| DATA EXCERPTS |
┌──
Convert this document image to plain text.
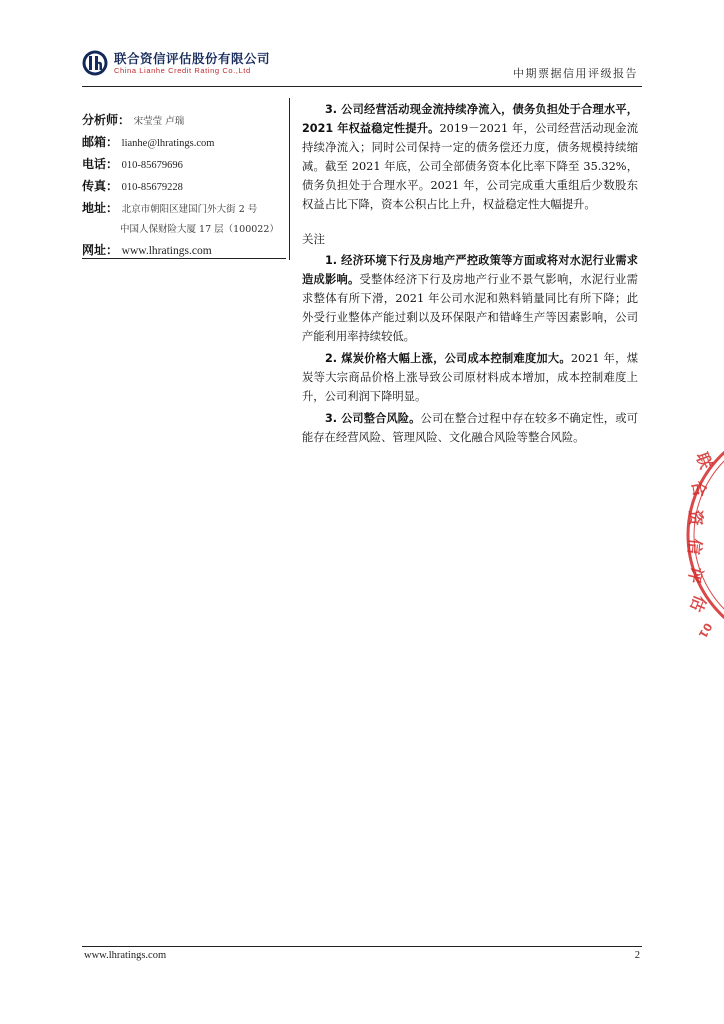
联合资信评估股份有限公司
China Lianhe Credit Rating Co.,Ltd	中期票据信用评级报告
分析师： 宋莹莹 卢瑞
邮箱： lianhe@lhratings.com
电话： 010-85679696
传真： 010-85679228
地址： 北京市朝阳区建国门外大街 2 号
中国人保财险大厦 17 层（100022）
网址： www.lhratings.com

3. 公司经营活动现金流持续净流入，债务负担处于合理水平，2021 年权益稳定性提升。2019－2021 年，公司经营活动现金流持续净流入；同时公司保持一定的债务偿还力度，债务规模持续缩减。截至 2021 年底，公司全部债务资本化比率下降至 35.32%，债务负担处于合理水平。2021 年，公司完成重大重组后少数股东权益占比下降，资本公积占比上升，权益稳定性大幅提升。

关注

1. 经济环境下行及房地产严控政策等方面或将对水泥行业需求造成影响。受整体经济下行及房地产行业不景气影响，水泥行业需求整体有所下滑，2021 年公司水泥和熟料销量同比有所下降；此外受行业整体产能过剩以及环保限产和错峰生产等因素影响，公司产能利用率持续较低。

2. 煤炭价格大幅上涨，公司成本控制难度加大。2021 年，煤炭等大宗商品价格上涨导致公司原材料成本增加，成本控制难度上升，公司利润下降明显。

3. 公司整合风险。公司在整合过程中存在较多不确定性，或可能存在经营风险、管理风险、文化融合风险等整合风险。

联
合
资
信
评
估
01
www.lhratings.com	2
└──
| INSTRUCTIONS FOR THE TASK |
Each line that contains the string "lhratings" counts once; say how many there are and nothing else.

| FINAL RESULT |
3